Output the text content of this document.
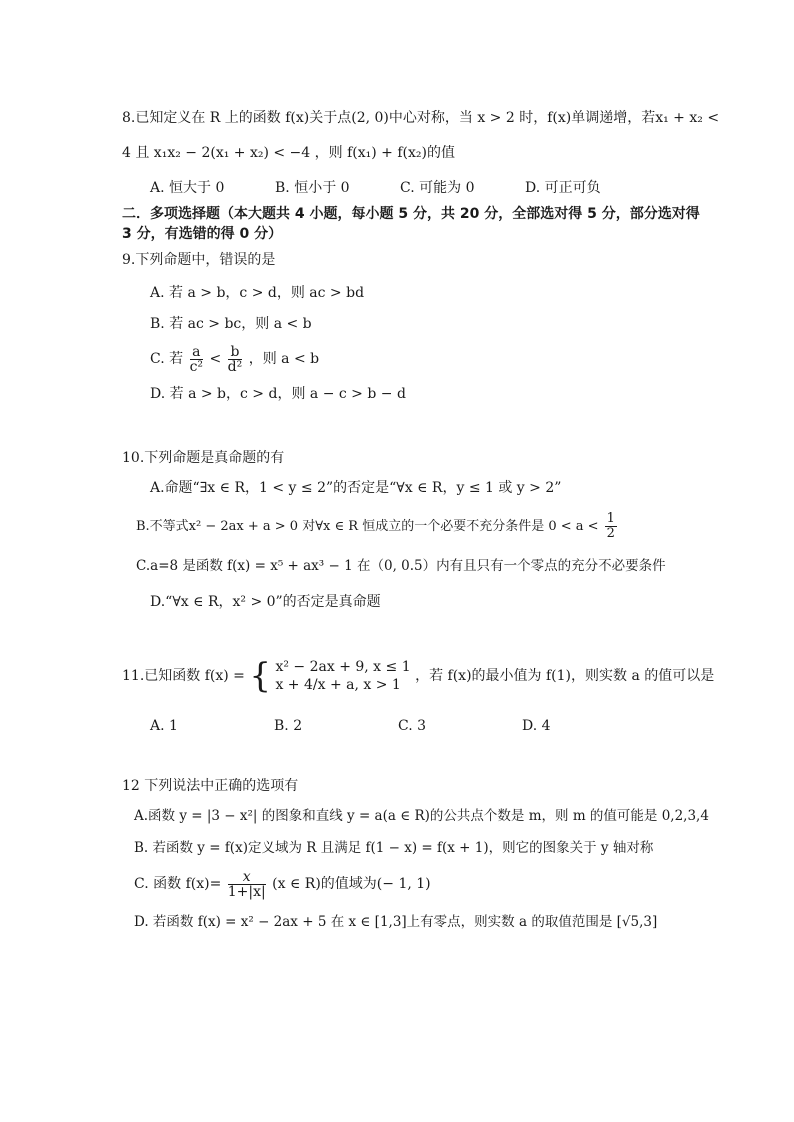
8.已知定义在 R 上的函数 f(x)关于点(2, 0)中心对称，当 x > 2 时，f(x)单调递增，若x₁ + x₂ <
4 且 x₁x₂ − 2(x₁ + x₂) < −4 ，则 f(x₁) + f(x₂)的值
A. 恒大于 0	B. 恒小于 0	C. 可能为 0	D. 可正可负
二．多项选择题（本大题共 4 小题，每小题 5 分，共 20 分，全部选对得 5 分，部分选对得
3 分，有选错的得 0 分）
9.下列命题中，错误的是
A. 若 a > b，c > d，则 ac > bd
B. 若 ac > bc，则 a < b
C. 若 $\frac{a}{\text{c²}} < \frac{b}{\text{d²}}$ ，则 a < b
D. 若 a > b，c > d，则 a − c > b − d
10.下列命题是真命题的有
A.命题“∃x ∈ R，1 < y ≤ 2”的否定是“∀x ∈ R，y ≤ 1 或 y > 2”
B.不等式x² − 2ax + a > 0 对∀x ∈ R 恒成立的一个必要不充分条件是 $0 < a < \frac{1}{2}$
C.a=8 是函数 f(x) = x⁵ + ax³ − 1 在（0, 0.5）内有且只有一个零点的充分不必要条件
D.“∀x ∈ R，x² > 0”的否定是真命题
11.已知函数 f(x) = { x² − 2ax + 9, x ≤ 1
x + 4/x + a, x > 1
，若 f(x)的最小值为 f(1)，则实数 a 的值可以是
A. 1	B. 2	C. 3	D. 4
12 下列说法中正确的选项有
A.函数 y = |3 − x²| 的图象和直线 y = a(a ∈ R)的公共点个数是 m，则 m 的值可能是 0,2,3,4
B. 若函数 y = f(x)定义域为 R 且满足 f(1 − x) = f(x + 1)，则它的图象关于 y 轴对称
C. 函数 $f(x)= \frac{x}{1+|x|} (x$ ∈ R)的值域为(− 1, 1)
D. 若函数 f(x) = x² − 2ax + 5 在 x ∈ [1,3]上有零点，则实数 a 的取值范围是 [√5,3]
▬▬▬▬▬▬▬▬▬▬
## Given problem
Write down only how many lines in the listing contain the word "text".

## Solution to this task
2